• _EXERCISE INSTRUCTIONS_
Extract the full set of records that follows, word for word.

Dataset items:
* * *

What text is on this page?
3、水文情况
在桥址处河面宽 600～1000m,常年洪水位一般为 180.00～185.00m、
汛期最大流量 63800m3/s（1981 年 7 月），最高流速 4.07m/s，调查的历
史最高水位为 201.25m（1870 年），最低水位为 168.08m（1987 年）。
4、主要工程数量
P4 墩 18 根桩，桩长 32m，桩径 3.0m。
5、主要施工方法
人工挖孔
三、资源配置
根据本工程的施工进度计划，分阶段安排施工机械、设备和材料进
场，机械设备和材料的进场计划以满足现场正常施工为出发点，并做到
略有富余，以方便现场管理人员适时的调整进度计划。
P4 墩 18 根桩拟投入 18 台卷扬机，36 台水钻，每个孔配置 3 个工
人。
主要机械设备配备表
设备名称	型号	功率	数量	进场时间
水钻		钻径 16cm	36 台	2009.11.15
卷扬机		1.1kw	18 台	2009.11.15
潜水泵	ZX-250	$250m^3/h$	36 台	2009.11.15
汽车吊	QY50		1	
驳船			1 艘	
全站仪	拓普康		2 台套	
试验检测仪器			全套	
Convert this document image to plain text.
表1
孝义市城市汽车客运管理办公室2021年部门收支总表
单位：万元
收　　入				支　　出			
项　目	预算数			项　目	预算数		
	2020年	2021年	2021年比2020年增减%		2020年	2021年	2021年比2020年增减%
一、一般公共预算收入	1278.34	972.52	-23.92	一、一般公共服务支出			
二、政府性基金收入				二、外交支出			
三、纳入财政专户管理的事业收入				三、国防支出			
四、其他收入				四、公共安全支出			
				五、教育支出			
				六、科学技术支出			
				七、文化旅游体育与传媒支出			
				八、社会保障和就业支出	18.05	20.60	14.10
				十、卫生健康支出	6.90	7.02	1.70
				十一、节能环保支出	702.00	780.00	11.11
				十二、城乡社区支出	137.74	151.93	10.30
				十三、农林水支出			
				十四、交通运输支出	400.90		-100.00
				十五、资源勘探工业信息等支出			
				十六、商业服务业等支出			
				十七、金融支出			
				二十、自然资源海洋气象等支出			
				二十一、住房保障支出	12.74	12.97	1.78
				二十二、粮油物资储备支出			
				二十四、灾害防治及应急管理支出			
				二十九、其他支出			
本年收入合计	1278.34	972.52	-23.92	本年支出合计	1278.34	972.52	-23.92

* * *

• _WRITTEN ANSWER_
What text is on this page?
3、水文情况
在桥址处河面宽 600～1000m,常年洪水位一般为 180.00～185.00m、
汛期最大流量 63800m3/s（1981 年 7 月），最高流速 4.07m/s，调查的历
史最高水位为 201.25m（1870 年），最低水位为 168.08m（1987 年）。
4、主要工程数量
P4 墩 18 根桩，桩长 32m，桩径 3.0m。
5、主要施工方法
人工挖孔
三、资源配置
根据本工程的施工进度计划，分阶段安排施工机械、设备和材料进
场，机械设备和材料的进场计划以满足现场正常施工为出发点，并做到
略有富余，以方便现场管理人员适时的调整进度计划。
P4 墩 18 根桩拟投入 18 台卷扬机，36 台水钻，每个孔配置 3 个工
人。
主要机械设备配备表
设备名称	型号	功率	数量	进场时间
水钻		钻径 16cm	36 台	2009.11.15
卷扬机		1.1kw	18 台	2009.11.15
潜水泵	ZX-250	$250m^3/h$	36 台	2009.11.15
汽车吊	QY50		1	
驳船			1 艘	
全站仪	拓普康		2 台套	
试验检测仪器			全套	
Convert this document image to plain text.
表1
孝义市城市汽车客运管理办公室2021年部门收支总表
单位：万元
收　　入				支　　出			
项　目	预算数			项　目	预算数		
	2020年	2021年	2021年比2020年增减%		2020年	2021年	2021年比2020年增减%
一、一般公共预算收入	1278.34	972.52	-23.92	一、一般公共服务支出			
二、政府性基金收入				二、外交支出			
三、纳入财政专户管理的事业收入				三、国防支出			
四、其他收入				四、公共安全支出			
				五、教育支出			
				六、科学技术支出			
				七、文化旅游体育与传媒支出			
				八、社会保障和就业支出	18.05	20.60	14.10
				十、卫生健康支出	6.90	7.02	1.70
				十一、节能环保支出	702.00	780.00	11.11
				十二、城乡社区支出	137.74	151.93	10.30
				十三、农林水支出			
				十四、交通运输支出	400.90		-100.00
				十五、资源勘探工业信息等支出			
				十六、商业服务业等支出			
				十七、金融支出			
				二十、自然资源海洋气象等支出			
				二十一、住房保障支出	12.74	12.97	1.78
				二十二、粮油物资储备支出			
				二十四、灾害防治及应急管理支出			
				二十九、其他支出			
本年收入合计	1278.34	972.52	-23.92	本年支出合计	1278.34	972.52	-23.92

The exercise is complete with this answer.